▶ **WHAT THE TASK ASKS**
Copy each line that contains the string "first".
============
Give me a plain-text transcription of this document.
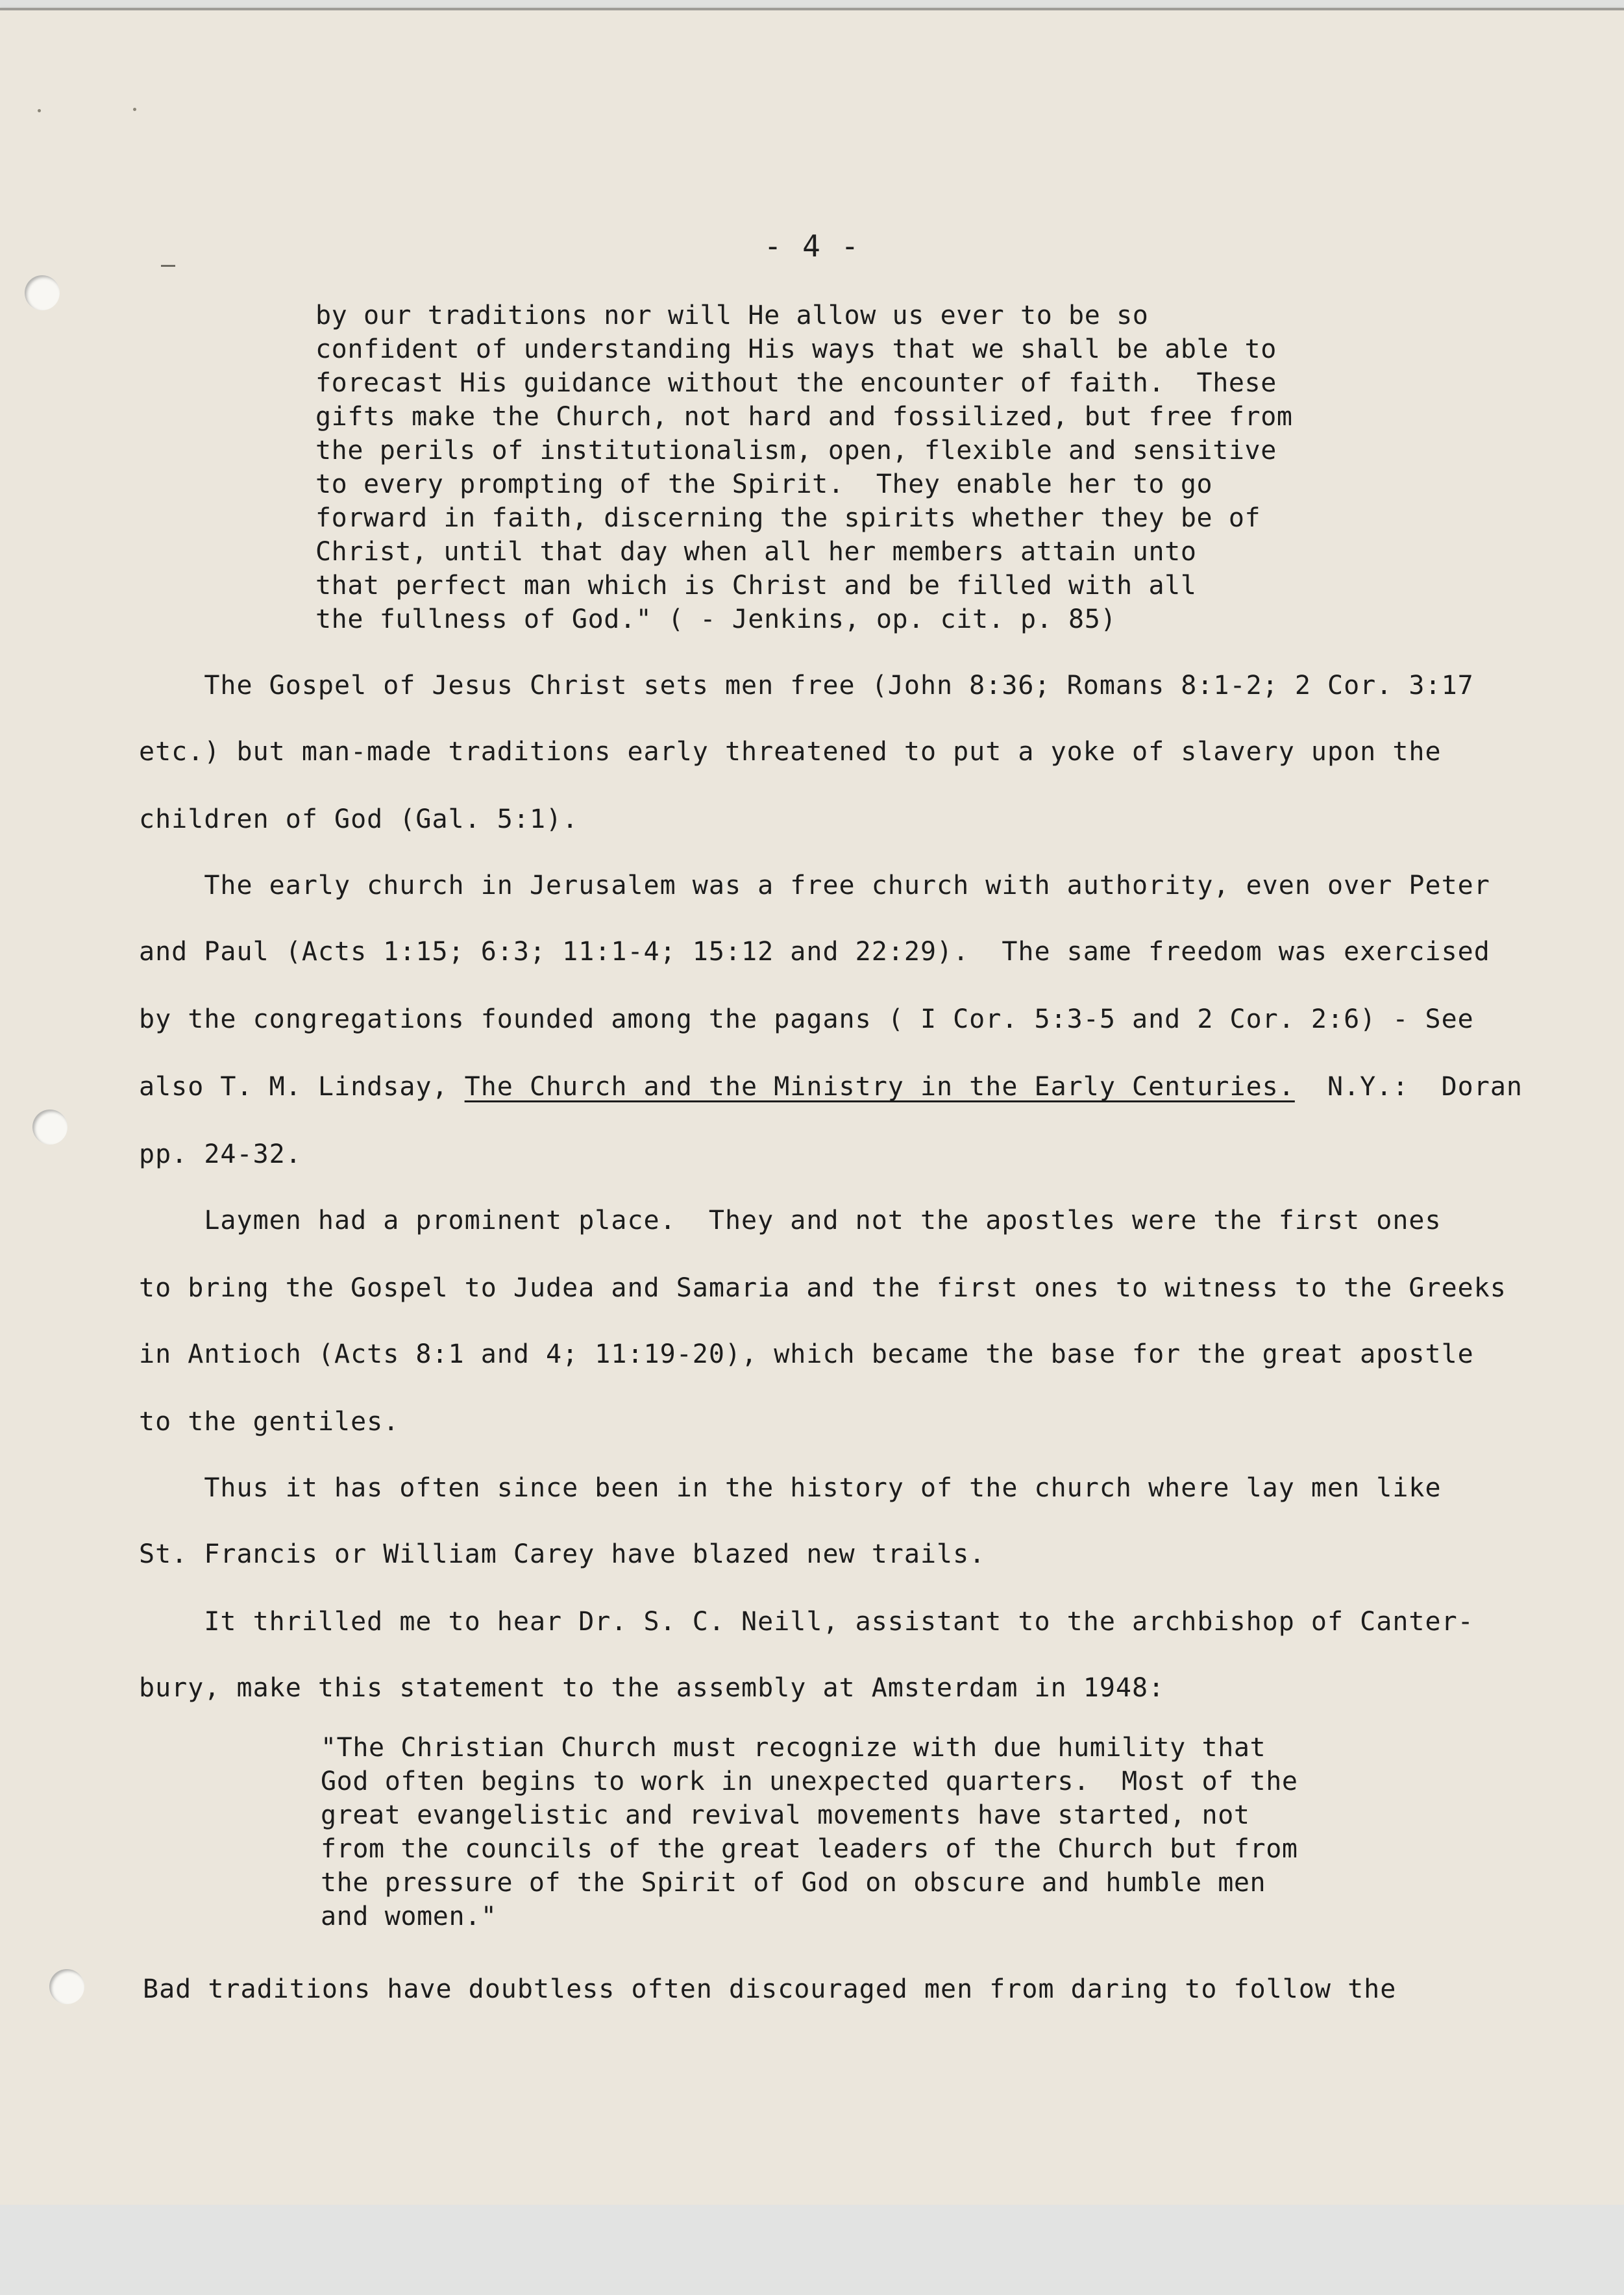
- 4 -
by our traditions nor will He allow us ever to be so
confident of understanding His ways that we shall be able to
forecast His guidance without the encounter of faith.  These
gifts make the Church, not hard and fossilized, but free from
the perils of institutionalism, open, flexible and sensitive
to every prompting of the Spirit.  They enable her to go
forward in faith, discerning the spirits whether they be of
Christ, until that day when all her members attain unto
that perfect man which is Christ and be filled with all
the fullness of God." ( - Jenkins, op. cit. p. 85)
The Gospel of Jesus Christ sets men free (John 8:36; Romans 8:1-2; 2 Cor. 3:17
etc.) but man-made traditions early threatened to put a yoke of slavery upon the
children of God (Gal. 5:1).
The early church in Jerusalem was a free church with authority, even over Peter
and Paul (Acts 1:15; 6:3; 11:1-4; 15:12 and 22:29).  The same freedom was exercised
by the congregations founded among the pagans ( I Cor. 5:3-5 and 2 Cor. 2:6) - See
also T. M. Lindsay, The Church and the Ministry in the Early Centuries.  N.Y.:  Doran
pp. 24-32.
Laymen had a prominent place.  They and not the apostles were the first ones
to bring the Gospel to Judea and Samaria and the first ones to witness to the Greeks
in Antioch (Acts 8:1 and 4; 11:19-20), which became the base for the great apostle
to the gentiles.
Thus it has often since been in the history of the church where lay men like
St. Francis or William Carey have blazed new trails.
It thrilled me to hear Dr. S. C. Neill, assistant to the archbishop of Canter-
bury, make this statement to the assembly at Amsterdam in 1948:
"The Christian Church must recognize with due humility that
God often begins to work in unexpected quarters.  Most of the
great evangelistic and revival movements have started, not
from the councils of the great leaders of the Church but from
the pressure of the Spirit of God on obscure and humble men
and women."
Bad traditions have doubtless often discouraged men from daring to follow the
============
▶ **TASK OUTPUT**
Laymen had a prominent place.  They and not the apostles were the first ones
to bring the Gospel to Judea and Samaria and the first ones to witness to the Greeks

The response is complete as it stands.